── Data shown

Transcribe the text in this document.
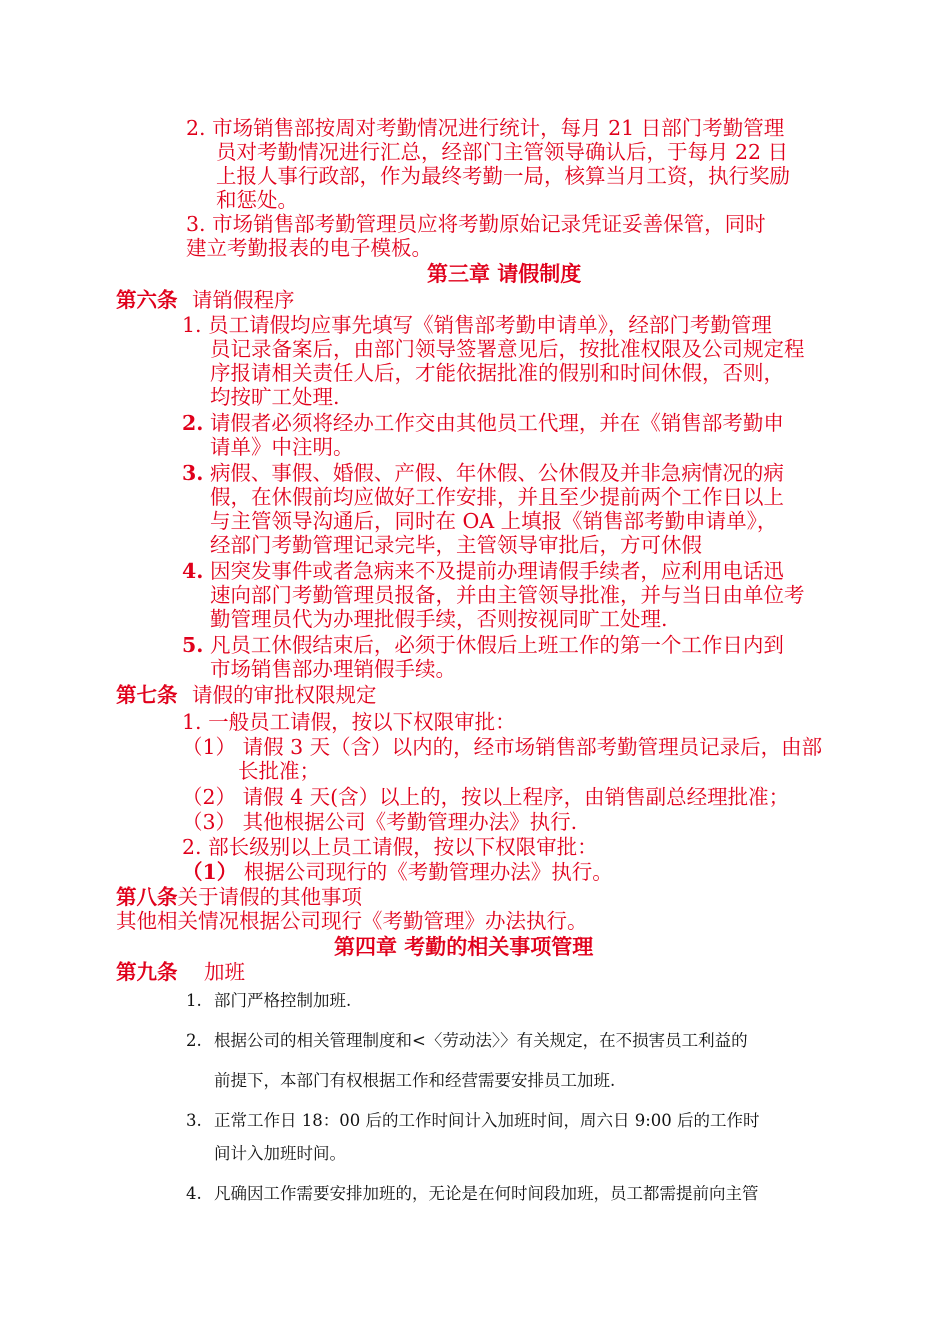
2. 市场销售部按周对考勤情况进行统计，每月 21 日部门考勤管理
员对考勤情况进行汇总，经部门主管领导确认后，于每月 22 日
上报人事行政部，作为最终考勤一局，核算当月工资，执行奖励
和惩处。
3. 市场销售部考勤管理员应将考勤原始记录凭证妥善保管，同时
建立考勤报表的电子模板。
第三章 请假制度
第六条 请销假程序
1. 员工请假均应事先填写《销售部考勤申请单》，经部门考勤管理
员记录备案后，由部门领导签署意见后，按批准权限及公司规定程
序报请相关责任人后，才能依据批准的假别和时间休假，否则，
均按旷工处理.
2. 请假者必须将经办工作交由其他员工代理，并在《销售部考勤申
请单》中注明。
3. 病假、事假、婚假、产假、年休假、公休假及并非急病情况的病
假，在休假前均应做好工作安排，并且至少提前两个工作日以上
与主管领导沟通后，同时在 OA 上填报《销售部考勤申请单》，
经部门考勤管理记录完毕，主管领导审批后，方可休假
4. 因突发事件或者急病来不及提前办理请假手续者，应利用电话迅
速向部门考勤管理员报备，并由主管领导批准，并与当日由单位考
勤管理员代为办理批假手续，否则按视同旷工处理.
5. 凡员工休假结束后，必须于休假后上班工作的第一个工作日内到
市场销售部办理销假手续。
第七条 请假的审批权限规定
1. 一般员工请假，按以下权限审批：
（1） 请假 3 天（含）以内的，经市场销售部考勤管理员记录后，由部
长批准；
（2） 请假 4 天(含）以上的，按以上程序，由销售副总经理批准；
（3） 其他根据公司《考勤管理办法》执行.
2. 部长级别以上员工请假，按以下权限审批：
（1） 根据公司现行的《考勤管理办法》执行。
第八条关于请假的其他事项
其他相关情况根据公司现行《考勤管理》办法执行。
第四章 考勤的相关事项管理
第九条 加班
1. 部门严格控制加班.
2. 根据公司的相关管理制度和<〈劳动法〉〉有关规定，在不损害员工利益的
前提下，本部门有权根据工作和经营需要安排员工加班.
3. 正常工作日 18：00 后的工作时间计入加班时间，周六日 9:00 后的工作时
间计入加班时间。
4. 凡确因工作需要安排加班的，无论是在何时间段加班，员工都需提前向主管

────
── Data shown

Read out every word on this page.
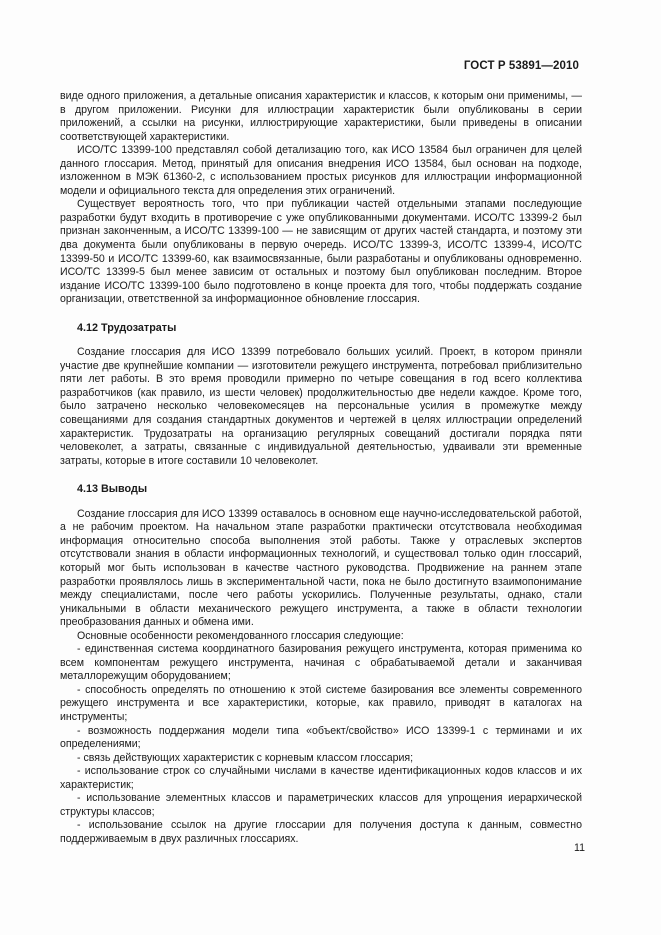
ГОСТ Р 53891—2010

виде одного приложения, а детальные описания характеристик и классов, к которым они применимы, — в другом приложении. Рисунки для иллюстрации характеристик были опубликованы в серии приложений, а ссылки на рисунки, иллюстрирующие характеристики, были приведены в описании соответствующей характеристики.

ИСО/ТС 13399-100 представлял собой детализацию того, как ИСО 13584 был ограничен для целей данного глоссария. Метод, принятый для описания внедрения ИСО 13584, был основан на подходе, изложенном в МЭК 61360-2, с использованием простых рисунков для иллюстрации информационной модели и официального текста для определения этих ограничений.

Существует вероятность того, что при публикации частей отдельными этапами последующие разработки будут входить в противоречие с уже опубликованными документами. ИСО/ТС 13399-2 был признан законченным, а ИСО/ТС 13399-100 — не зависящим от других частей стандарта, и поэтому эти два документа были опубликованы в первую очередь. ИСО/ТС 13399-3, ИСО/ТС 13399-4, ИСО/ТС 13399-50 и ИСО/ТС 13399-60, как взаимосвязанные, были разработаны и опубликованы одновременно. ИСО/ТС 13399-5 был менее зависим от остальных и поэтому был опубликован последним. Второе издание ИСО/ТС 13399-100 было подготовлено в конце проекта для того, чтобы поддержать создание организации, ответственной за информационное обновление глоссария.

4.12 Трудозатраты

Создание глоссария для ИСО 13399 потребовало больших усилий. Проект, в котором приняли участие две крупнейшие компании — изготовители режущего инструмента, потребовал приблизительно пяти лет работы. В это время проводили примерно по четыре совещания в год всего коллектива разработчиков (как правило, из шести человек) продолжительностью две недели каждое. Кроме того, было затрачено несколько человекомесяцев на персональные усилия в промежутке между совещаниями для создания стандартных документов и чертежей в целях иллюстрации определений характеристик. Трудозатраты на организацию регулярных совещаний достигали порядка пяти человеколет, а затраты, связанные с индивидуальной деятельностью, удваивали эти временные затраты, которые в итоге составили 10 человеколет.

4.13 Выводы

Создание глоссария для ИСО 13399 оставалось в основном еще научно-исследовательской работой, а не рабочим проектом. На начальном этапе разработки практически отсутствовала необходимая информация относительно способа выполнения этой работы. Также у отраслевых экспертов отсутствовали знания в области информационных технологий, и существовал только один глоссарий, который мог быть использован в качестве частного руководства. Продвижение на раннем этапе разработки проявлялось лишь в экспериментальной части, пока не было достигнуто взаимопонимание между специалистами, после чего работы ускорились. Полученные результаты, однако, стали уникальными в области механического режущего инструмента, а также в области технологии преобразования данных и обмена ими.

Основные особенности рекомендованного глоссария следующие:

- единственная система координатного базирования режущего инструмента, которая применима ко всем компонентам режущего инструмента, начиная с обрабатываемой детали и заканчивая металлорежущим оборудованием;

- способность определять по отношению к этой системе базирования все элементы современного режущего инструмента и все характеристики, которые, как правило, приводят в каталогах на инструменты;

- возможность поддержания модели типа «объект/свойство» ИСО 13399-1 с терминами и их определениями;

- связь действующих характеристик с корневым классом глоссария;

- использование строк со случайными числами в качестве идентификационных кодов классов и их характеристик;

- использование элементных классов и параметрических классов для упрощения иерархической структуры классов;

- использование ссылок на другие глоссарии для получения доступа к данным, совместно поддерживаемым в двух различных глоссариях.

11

────

* _What is being asked_:
Copy all lines from the data that hold the word "базирования".

* _Result for this exercise_:
- единственная система координатного базирования режущего инструмента, которая применима ко всем компонентам режущего инструмента, начиная с обрабатываемой детали и заканчивая металлорежущим оборудованием;
- способность определять по отношению к этой системе базирования все элементы современного режущего инструмента и все характеристики, которые, как правило, приводят в каталогах на инструменты;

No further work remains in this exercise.